▸ GOAL OF THE EXERCISE:
Exactly repeat the full listing that follows.

# start of EXERCISE MATERIALS

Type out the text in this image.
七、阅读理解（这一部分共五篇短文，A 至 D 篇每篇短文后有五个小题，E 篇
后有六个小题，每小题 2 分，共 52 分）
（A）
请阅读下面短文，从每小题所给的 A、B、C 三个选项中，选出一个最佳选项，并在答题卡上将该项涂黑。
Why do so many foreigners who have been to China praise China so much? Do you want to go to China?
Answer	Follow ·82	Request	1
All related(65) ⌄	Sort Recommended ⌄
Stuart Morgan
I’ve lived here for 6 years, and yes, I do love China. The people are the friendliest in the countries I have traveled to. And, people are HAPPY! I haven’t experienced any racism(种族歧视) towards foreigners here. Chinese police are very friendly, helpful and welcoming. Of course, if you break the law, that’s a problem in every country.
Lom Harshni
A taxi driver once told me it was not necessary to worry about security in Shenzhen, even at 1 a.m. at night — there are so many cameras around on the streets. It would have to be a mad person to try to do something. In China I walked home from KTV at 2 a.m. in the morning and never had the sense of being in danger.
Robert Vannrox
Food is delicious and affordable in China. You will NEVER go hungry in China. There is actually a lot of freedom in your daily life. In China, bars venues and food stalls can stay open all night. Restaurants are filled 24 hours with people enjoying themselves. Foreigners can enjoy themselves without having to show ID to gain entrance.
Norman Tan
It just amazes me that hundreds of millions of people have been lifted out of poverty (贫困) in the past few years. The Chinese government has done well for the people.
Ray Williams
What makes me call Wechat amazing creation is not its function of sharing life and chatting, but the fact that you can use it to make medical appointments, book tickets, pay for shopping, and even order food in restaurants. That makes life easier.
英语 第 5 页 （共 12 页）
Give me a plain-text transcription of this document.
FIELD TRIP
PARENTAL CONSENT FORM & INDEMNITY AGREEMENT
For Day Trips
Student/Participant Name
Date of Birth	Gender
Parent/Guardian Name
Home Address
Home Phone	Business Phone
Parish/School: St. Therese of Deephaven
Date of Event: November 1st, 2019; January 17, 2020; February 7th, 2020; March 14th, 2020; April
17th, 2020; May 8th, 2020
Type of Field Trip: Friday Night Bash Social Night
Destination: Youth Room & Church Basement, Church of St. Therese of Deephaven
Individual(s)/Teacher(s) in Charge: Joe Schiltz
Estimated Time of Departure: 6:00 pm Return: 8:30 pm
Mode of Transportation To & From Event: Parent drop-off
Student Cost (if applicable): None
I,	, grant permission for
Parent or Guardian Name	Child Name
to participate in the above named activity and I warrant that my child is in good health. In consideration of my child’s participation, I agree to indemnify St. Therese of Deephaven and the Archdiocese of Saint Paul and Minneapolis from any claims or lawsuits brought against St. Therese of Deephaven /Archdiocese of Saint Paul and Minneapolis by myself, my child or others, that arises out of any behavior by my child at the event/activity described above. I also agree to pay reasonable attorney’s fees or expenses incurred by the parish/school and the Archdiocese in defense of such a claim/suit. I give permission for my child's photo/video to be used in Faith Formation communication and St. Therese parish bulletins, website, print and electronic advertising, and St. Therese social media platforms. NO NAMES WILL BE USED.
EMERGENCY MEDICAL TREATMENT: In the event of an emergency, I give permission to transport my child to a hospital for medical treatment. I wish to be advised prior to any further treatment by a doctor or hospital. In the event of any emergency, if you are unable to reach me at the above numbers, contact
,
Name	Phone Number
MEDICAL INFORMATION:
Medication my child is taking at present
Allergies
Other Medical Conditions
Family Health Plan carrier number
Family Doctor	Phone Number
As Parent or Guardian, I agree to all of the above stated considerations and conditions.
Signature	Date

# end of EXERCISE MATERIALS

▸ ANSWER FOR THIS EXERCISE:
Type out the text in this image.
七、阅读理解（这一部分共五篇短文，A 至 D 篇每篇短文后有五个小题，E 篇
后有六个小题，每小题 2 分，共 52 分）
（A）
请阅读下面短文，从每小题所给的 A、B、C 三个选项中，选出一个最佳选项，并在答题卡上将该项涂黑。
Why do so many foreigners who have been to China praise China so much? Do you want to go to China?
Answer	Follow ·82	Request	1
All related(65) ⌄	Sort Recommended ⌄
Stuart Morgan
I’ve lived here for 6 years, and yes, I do love China. The people are the friendliest in the countries I have traveled to. And, people are HAPPY! I haven’t experienced any racism(种族歧视) towards foreigners here. Chinese police are very friendly, helpful and welcoming. Of course, if you break the law, that’s a problem in every country.
Lom Harshni
A taxi driver once told me it was not necessary to worry about security in Shenzhen, even at 1 a.m. at night — there are so many cameras around on the streets. It would have to be a mad person to try to do something. In China I walked home from KTV at 2 a.m. in the morning and never had the sense of being in danger.
Robert Vannrox
Food is delicious and affordable in China. You will NEVER go hungry in China. There is actually a lot of freedom in your daily life. In China, bars venues and food stalls can stay open all night. Restaurants are filled 24 hours with people enjoying themselves. Foreigners can enjoy themselves without having to show ID to gain entrance.
Norman Tan
It just amazes me that hundreds of millions of people have been lifted out of poverty (贫困) in the past few years. The Chinese government has done well for the people.
Ray Williams
What makes me call Wechat amazing creation is not its function of sharing life and chatting, but the fact that you can use it to make medical appointments, book tickets, pay for shopping, and even order food in restaurants. That makes life easier.
英语 第 5 页 （共 12 页）
Give me a plain-text transcription of this document.
FIELD TRIP
PARENTAL CONSENT FORM & INDEMNITY AGREEMENT
For Day Trips
Student/Participant Name
Date of Birth	Gender
Parent/Guardian Name
Home Address
Home Phone	Business Phone
Parish/School: St. Therese of Deephaven
Date of Event: November 1st, 2019; January 17, 2020; February 7th, 2020; March 14th, 2020; April
17th, 2020; May 8th, 2020
Type of Field Trip: Friday Night Bash Social Night
Destination: Youth Room & Church Basement, Church of St. Therese of Deephaven
Individual(s)/Teacher(s) in Charge: Joe Schiltz
Estimated Time of Departure: 6:00 pm Return: 8:30 pm
Mode of Transportation To & From Event: Parent drop-off
Student Cost (if applicable): None
I,	, grant permission for
Parent or Guardian Name	Child Name
to participate in the above named activity and I warrant that my child is in good health. In consideration of my child’s participation, I agree to indemnify St. Therese of Deephaven and the Archdiocese of Saint Paul and Minneapolis from any claims or lawsuits brought against St. Therese of Deephaven /Archdiocese of Saint Paul and Minneapolis by myself, my child or others, that arises out of any behavior by my child at the event/activity described above. I also agree to pay reasonable attorney’s fees or expenses incurred by the parish/school and the Archdiocese in defense of such a claim/suit. I give permission for my child's photo/video to be used in Faith Formation communication and St. Therese parish bulletins, website, print and electronic advertising, and St. Therese social media platforms. NO NAMES WILL BE USED.
EMERGENCY MEDICAL TREATMENT: In the event of an emergency, I give permission to transport my child to a hospital for medical treatment. I wish to be advised prior to any further treatment by a doctor or hospital. In the event of any emergency, if you are unable to reach me at the above numbers, contact
,
Name	Phone Number
MEDICAL INFORMATION:
Medication my child is taking at present
Allergies
Other Medical Conditions
Family Health Plan carrier number
Family Doctor	Phone Number
As Parent or Guardian, I agree to all of the above stated considerations and conditions.
Signature	Date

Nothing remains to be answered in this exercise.